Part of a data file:
----------------------------------------

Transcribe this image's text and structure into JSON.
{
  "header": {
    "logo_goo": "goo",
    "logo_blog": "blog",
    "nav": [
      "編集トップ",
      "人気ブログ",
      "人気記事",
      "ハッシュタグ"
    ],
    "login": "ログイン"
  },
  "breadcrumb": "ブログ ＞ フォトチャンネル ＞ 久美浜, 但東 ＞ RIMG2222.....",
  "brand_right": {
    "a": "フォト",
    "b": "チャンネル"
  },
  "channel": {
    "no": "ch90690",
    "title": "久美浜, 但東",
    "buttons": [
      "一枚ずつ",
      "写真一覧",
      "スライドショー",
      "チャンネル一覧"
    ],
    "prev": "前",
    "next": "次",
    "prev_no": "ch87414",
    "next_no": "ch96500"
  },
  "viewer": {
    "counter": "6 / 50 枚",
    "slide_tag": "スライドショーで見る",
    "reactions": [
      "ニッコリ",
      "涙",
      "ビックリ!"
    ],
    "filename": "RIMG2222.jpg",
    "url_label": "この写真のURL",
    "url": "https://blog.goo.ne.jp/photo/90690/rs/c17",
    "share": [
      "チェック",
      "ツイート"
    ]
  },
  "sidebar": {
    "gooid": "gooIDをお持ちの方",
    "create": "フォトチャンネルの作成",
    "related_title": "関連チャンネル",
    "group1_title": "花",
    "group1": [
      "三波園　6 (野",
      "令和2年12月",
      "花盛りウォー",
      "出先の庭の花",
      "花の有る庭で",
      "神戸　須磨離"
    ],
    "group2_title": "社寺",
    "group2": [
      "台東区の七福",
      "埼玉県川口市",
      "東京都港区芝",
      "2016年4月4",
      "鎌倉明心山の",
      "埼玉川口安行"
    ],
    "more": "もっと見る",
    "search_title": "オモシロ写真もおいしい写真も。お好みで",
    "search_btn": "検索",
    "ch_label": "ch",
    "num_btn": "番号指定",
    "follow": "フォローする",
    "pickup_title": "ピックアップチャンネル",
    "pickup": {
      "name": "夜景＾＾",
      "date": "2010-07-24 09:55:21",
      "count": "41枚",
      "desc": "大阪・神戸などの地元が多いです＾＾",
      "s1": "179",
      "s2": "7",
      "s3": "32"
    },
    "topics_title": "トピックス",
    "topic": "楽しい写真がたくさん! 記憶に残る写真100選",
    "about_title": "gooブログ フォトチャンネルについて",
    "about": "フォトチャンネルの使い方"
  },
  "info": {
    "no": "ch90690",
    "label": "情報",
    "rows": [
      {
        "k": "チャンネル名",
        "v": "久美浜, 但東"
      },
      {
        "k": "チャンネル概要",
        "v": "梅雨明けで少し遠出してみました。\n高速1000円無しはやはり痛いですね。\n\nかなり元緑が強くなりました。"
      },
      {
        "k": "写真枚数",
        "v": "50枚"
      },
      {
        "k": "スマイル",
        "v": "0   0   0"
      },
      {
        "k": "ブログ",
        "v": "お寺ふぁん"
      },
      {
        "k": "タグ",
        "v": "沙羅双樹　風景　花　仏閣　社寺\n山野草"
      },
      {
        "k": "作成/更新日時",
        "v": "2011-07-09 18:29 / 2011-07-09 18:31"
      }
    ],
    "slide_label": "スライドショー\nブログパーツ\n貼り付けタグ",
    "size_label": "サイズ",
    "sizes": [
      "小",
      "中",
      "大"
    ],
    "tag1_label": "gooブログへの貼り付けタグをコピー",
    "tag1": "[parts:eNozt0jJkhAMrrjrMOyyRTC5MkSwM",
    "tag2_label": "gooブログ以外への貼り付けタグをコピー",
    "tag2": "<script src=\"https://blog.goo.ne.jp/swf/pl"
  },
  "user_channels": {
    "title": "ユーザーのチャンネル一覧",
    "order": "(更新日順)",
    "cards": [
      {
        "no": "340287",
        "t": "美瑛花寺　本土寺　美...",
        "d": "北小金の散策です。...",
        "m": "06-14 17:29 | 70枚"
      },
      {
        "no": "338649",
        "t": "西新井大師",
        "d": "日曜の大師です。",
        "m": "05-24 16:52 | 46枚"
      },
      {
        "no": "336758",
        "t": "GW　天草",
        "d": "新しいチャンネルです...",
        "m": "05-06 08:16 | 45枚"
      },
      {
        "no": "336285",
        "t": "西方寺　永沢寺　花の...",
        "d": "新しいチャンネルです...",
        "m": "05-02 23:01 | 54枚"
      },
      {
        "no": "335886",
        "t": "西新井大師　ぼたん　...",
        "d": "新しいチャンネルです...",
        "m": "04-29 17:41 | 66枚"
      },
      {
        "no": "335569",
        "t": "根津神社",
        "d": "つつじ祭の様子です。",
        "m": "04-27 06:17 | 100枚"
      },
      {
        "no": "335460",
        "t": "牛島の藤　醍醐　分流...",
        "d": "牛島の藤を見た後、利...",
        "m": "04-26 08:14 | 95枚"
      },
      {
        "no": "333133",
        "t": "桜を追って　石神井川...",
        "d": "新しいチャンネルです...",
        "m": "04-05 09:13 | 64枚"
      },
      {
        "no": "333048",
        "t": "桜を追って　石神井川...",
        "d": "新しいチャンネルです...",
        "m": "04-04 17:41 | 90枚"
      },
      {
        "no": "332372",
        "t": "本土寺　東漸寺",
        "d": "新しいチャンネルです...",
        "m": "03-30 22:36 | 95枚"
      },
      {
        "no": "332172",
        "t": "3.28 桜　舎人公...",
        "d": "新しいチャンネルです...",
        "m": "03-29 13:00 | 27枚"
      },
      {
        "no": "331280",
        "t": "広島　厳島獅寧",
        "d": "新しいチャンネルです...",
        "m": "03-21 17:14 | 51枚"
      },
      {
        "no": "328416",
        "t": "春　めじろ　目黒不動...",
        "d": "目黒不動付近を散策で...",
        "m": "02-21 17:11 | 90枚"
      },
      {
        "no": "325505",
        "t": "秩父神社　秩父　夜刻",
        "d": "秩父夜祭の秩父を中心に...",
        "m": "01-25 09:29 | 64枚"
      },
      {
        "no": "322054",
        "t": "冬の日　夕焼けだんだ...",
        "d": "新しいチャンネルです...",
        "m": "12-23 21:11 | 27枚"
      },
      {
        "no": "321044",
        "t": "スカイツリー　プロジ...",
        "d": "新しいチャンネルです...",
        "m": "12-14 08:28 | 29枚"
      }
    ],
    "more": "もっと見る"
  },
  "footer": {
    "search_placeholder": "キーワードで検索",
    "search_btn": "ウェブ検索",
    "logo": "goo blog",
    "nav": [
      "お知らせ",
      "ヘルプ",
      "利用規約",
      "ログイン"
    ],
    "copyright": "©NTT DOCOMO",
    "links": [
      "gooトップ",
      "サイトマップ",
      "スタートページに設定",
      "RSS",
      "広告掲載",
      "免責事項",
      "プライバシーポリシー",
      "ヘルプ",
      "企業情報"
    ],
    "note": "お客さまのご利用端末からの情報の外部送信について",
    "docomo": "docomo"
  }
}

----------------------------------------

- **Instructions for the task**: Copy every line of the material, please, keeping it exactly the same.

- **Full solution**:
Transcribe this image's text and structure into JSON.
{
  "header": {
    "logo_goo": "goo",
    "logo_blog": "blog",
    "nav": [
      "編集トップ",
      "人気ブログ",
      "人気記事",
      "ハッシュタグ"
    ],
    "login": "ログイン"
  },
  "breadcrumb": "ブログ ＞ フォトチャンネル ＞ 久美浜, 但東 ＞ RIMG2222.....",
  "brand_right": {
    "a": "フォト",
    "b": "チャンネル"
  },
  "channel": {
    "no": "ch90690",
    "title": "久美浜, 但東",
    "buttons": [
      "一枚ずつ",
      "写真一覧",
      "スライドショー",
      "チャンネル一覧"
    ],
    "prev": "前",
    "next": "次",
    "prev_no": "ch87414",
    "next_no": "ch96500"
  },
  "viewer": {
    "counter": "6 / 50 枚",
    "slide_tag": "スライドショーで見る",
    "reactions": [
      "ニッコリ",
      "涙",
      "ビックリ!"
    ],
    "filename": "RIMG2222.jpg",
    "url_label": "この写真のURL",
    "url": "https://blog.goo.ne.jp/photo/90690/rs/c17",
    "share": [
      "チェック",
      "ツイート"
    ]
  },
  "sidebar": {
    "gooid": "gooIDをお持ちの方",
    "create": "フォトチャンネルの作成",
    "related_title": "関連チャンネル",
    "group1_title": "花",
    "group1": [
      "三波園　6 (野",
      "令和2年12月",
      "花盛りウォー",
      "出先の庭の花",
      "花の有る庭で",
      "神戸　須磨離"
    ],
    "group2_title": "社寺",
    "group2": [
      "台東区の七福",
      "埼玉県川口市",
      "東京都港区芝",
      "2016年4月4",
      "鎌倉明心山の",
      "埼玉川口安行"
    ],
    "more": "もっと見る",
    "search_title": "オモシロ写真もおいしい写真も。お好みで",
    "search_btn": "検索",
    "ch_label": "ch",
    "num_btn": "番号指定",
    "follow": "フォローする",
    "pickup_title": "ピックアップチャンネル",
    "pickup": {
      "name": "夜景＾＾",
      "date": "2010-07-24 09:55:21",
      "count": "41枚",
      "desc": "大阪・神戸などの地元が多いです＾＾",
      "s1": "179",
      "s2": "7",
      "s3": "32"
    },
    "topics_title": "トピックス",
    "topic": "楽しい写真がたくさん! 記憶に残る写真100選",
    "about_title": "gooブログ フォトチャンネルについて",
    "about": "フォトチャンネルの使い方"
  },
  "info": {
    "no": "ch90690",
    "label": "情報",
    "rows": [
      {
        "k": "チャンネル名",
        "v": "久美浜, 但東"
      },
      {
        "k": "チャンネル概要",
        "v": "梅雨明けで少し遠出してみました。\n高速1000円無しはやはり痛いですね。\n\nかなり元緑が強くなりました。"
      },
      {
        "k": "写真枚数",
        "v": "50枚"
      },
      {
        "k": "スマイル",
        "v": "0   0   0"
      },
      {
        "k": "ブログ",
        "v": "お寺ふぁん"
      },
      {
        "k": "タグ",
        "v": "沙羅双樹　風景　花　仏閣　社寺\n山野草"
      },
      {
        "k": "作成/更新日時",
        "v": "2011-07-09 18:29 / 2011-07-09 18:31"
      }
    ],
    "slide_label": "スライドショー\nブログパーツ\n貼り付けタグ",
    "size_label": "サイズ",
    "sizes": [
      "小",
      "中",
      "大"
    ],
    "tag1_label": "gooブログへの貼り付けタグをコピー",
    "tag1": "[parts:eNozt0jJkhAMrrjrMOyyRTC5MkSwM",
    "tag2_label": "gooブログ以外への貼り付けタグをコピー",
    "tag2": "<script src=\"https://blog.goo.ne.jp/swf/pl"
  },
  "user_channels": {
    "title": "ユーザーのチャンネル一覧",
    "order": "(更新日順)",
    "cards": [
      {
        "no": "340287",
        "t": "美瑛花寺　本土寺　美...",
        "d": "北小金の散策です。...",
        "m": "06-14 17:29 | 70枚"
      },
      {
        "no": "338649",
        "t": "西新井大師",
        "d": "日曜の大師です。",
        "m": "05-24 16:52 | 46枚"
      },
      {
        "no": "336758",
        "t": "GW　天草",
        "d": "新しいチャンネルです...",
        "m": "05-06 08:16 | 45枚"
      },
      {
        "no": "336285",
        "t": "西方寺　永沢寺　花の...",
        "d": "新しいチャンネルです...",
        "m": "05-02 23:01 | 54枚"
      },
      {
        "no": "335886",
        "t": "西新井大師　ぼたん　...",
        "d": "新しいチャンネルです...",
        "m": "04-29 17:41 | 66枚"
      },
      {
        "no": "335569",
        "t": "根津神社",
        "d": "つつじ祭の様子です。",
        "m": "04-27 06:17 | 100枚"
      },
      {
        "no": "335460",
        "t": "牛島の藤　醍醐　分流...",
        "d": "牛島の藤を見た後、利...",
        "m": "04-26 08:14 | 95枚"
      },
      {
        "no": "333133",
        "t": "桜を追って　石神井川...",
        "d": "新しいチャンネルです...",
        "m": "04-05 09:13 | 64枚"
      },
      {
        "no": "333048",
        "t": "桜を追って　石神井川...",
        "d": "新しいチャンネルです...",
        "m": "04-04 17:41 | 90枚"
      },
      {
        "no": "332372",
        "t": "本土寺　東漸寺",
        "d": "新しいチャンネルです...",
        "m": "03-30 22:36 | 95枚"
      },
      {
        "no": "332172",
        "t": "3.28 桜　舎人公...",
        "d": "新しいチャンネルです...",
        "m": "03-29 13:00 | 27枚"
      },
      {
        "no": "331280",
        "t": "広島　厳島獅寧",
        "d": "新しいチャンネルです...",
        "m": "03-21 17:14 | 51枚"
      },
      {
        "no": "328416",
        "t": "春　めじろ　目黒不動...",
        "d": "目黒不動付近を散策で...",
        "m": "02-21 17:11 | 90枚"
      },
      {
        "no": "325505",
        "t": "秩父神社　秩父　夜刻",
        "d": "秩父夜祭の秩父を中心に...",
        "m": "01-25 09:29 | 64枚"
      },
      {
        "no": "322054",
        "t": "冬の日　夕焼けだんだ...",
        "d": "新しいチャンネルです...",
        "m": "12-23 21:11 | 27枚"
      },
      {
        "no": "321044",
        "t": "スカイツリー　プロジ...",
        "d": "新しいチャンネルです...",
        "m": "12-14 08:28 | 29枚"
      }
    ],
    "more": "もっと見る"
  },
  "footer": {
    "search_placeholder": "キーワードで検索",
    "search_btn": "ウェブ検索",
    "logo": "goo blog",
    "nav": [
      "お知らせ",
      "ヘルプ",
      "利用規約",
      "ログイン"
    ],
    "copyright": "©NTT DOCOMO",
    "links": [
      "gooトップ",
      "サイトマップ",
      "スタートページに設定",
      "RSS",
      "広告掲載",
      "免責事項",
      "プライバシーポリシー",
      "ヘルプ",
      "企業情報"
    ],
    "note": "お客さまのご利用端末からの情報の外部送信について",
    "docomo": "docomo"
  }
}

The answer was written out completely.